(Stored records)
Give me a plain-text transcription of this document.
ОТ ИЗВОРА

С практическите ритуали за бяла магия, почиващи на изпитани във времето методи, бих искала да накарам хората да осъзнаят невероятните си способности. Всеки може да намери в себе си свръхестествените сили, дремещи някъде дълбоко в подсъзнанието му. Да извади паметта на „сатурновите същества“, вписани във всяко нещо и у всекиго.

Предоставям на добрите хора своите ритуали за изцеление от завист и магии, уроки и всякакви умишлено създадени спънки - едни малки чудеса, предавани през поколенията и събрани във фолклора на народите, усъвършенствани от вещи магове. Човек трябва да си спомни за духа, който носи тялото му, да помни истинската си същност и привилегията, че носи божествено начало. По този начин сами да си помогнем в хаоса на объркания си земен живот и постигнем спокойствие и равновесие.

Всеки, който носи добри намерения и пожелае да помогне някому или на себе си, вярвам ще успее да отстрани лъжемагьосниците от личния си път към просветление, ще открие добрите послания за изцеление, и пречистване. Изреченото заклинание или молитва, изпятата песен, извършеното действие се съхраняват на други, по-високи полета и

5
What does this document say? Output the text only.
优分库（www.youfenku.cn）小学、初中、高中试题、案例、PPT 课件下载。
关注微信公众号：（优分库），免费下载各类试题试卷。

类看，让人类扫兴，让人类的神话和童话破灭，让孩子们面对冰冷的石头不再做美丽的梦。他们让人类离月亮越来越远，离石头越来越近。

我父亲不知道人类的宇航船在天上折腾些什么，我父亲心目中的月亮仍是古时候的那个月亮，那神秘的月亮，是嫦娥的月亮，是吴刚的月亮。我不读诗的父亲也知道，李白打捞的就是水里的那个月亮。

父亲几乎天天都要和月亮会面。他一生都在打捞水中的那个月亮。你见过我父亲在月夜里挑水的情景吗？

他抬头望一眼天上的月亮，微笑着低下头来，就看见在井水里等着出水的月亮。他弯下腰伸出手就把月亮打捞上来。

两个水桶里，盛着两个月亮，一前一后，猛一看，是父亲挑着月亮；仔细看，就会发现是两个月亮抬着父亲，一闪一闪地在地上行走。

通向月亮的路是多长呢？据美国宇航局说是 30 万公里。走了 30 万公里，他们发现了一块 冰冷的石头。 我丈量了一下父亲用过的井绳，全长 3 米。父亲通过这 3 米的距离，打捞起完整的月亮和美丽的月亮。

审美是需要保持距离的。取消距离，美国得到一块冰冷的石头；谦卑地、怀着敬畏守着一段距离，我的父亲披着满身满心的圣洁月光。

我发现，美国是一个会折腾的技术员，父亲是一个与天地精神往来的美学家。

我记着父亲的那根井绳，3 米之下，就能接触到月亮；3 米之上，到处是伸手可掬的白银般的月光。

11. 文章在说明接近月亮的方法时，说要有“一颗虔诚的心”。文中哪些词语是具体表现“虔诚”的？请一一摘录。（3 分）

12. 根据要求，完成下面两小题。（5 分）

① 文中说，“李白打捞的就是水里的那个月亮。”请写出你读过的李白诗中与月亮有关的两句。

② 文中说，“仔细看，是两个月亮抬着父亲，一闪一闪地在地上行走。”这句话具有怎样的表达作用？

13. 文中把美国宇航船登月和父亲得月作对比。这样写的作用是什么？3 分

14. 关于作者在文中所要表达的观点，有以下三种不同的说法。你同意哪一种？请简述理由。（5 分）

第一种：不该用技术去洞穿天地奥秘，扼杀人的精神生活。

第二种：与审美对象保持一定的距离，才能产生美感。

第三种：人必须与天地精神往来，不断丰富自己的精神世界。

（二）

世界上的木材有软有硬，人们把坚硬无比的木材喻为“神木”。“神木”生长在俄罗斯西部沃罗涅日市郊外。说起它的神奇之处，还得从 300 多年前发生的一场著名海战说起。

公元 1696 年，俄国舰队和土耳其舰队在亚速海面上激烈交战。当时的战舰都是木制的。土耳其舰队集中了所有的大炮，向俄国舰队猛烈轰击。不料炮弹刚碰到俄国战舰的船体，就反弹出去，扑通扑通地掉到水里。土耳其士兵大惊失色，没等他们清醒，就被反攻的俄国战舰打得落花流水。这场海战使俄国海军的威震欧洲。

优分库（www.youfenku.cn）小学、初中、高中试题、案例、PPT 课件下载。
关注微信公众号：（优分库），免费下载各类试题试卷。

[PROBLEM REQUIREMENTS] Return all the data above once more, precisely as given.

[SOLUTION FOR THIS PROBLEM]
Give me a plain-text transcription of this document.
ОТ ИЗВОРА

С практическите ритуали за бяла магия, почиващи на изпитани във времето методи, бих искала да накарам хората да осъзнаят невероятните си способности. Всеки може да намери в себе си свръхестествените сили, дремещи някъде дълбоко в подсъзнанието му. Да извади паметта на „сатурновите същества“, вписани във всяко нещо и у всекиго.

Предоставям на добрите хора своите ритуали за изцеление от завист и магии, уроки и всякакви умишлено създадени спънки - едни малки чудеса, предавани през поколенията и събрани във фолклора на народите, усъвършенствани от вещи магове. Човек трябва да си спомни за духа, който носи тялото му, да помни истинската си същност и привилегията, че носи божествено начало. По този начин сами да си помогнем в хаоса на объркания си земен живот и постигнем спокойствие и равновесие.

Всеки, който носи добри намерения и пожелае да помогне някому или на себе си, вярвам ще успее да отстрани лъжемагьосниците от личния си път към просветление, ще открие добрите послания за изцеление, и пречистване. Изреченото заклинание или молитва, изпятата песен, извършеното действие се съхраняват на други, по-високи полета и

5
What does this document say? Output the text only.
优分库（www.youfenku.cn）小学、初中、高中试题、案例、PPT 课件下载。
关注微信公众号：（优分库），免费下载各类试题试卷。

类看，让人类扫兴，让人类的神话和童话破灭，让孩子们面对冰冷的石头不再做美丽的梦。他们让人类离月亮越来越远，离石头越来越近。

我父亲不知道人类的宇航船在天上折腾些什么，我父亲心目中的月亮仍是古时候的那个月亮，那神秘的月亮，是嫦娥的月亮，是吴刚的月亮。我不读诗的父亲也知道，李白打捞的就是水里的那个月亮。

父亲几乎天天都要和月亮会面。他一生都在打捞水中的那个月亮。你见过我父亲在月夜里挑水的情景吗？

他抬头望一眼天上的月亮，微笑着低下头来，就看见在井水里等着出水的月亮。他弯下腰伸出手就把月亮打捞上来。

两个水桶里，盛着两个月亮，一前一后，猛一看，是父亲挑着月亮；仔细看，就会发现是两个月亮抬着父亲，一闪一闪地在地上行走。

通向月亮的路是多长呢？据美国宇航局说是 30 万公里。走了 30 万公里，他们发现了一块 冰冷的石头。 我丈量了一下父亲用过的井绳，全长 3 米。父亲通过这 3 米的距离，打捞起完整的月亮和美丽的月亮。

审美是需要保持距离的。取消距离，美国得到一块冰冷的石头；谦卑地、怀着敬畏守着一段距离，我的父亲披着满身满心的圣洁月光。

我发现，美国是一个会折腾的技术员，父亲是一个与天地精神往来的美学家。

我记着父亲的那根井绳，3 米之下，就能接触到月亮；3 米之上，到处是伸手可掬的白银般的月光。

11. 文章在说明接近月亮的方法时，说要有“一颗虔诚的心”。文中哪些词语是具体表现“虔诚”的？请一一摘录。（3 分）

12. 根据要求，完成下面两小题。（5 分）

① 文中说，“李白打捞的就是水里的那个月亮。”请写出你读过的李白诗中与月亮有关的两句。

② 文中说，“仔细看，是两个月亮抬着父亲，一闪一闪地在地上行走。”这句话具有怎样的表达作用？

13. 文中把美国宇航船登月和父亲得月作对比。这样写的作用是什么？3 分

14. 关于作者在文中所要表达的观点，有以下三种不同的说法。你同意哪一种？请简述理由。（5 分）

第一种：不该用技术去洞穿天地奥秘，扼杀人的精神生活。

第二种：与审美对象保持一定的距离，才能产生美感。

第三种：人必须与天地精神往来，不断丰富自己的精神世界。

（二）

世界上的木材有软有硬，人们把坚硬无比的木材喻为“神木”。“神木”生长在俄罗斯西部沃罗涅日市郊外。说起它的神奇之处，还得从 300 多年前发生的一场著名海战说起。

公元 1696 年，俄国舰队和土耳其舰队在亚速海面上激烈交战。当时的战舰都是木制的。土耳其舰队集中了所有的大炮，向俄国舰队猛烈轰击。不料炮弹刚碰到俄国战舰的船体，就反弹出去，扑通扑通地掉到水里。土耳其士兵大惊失色，没等他们清醒，就被反攻的俄国战舰打得落花流水。这场海战使俄国海军的威震欧洲。

优分库（www.youfenku.cn）小学、初中、高中试题、案例、PPT 课件下载。
关注微信公众号：（优分库），免费下载各类试题试卷。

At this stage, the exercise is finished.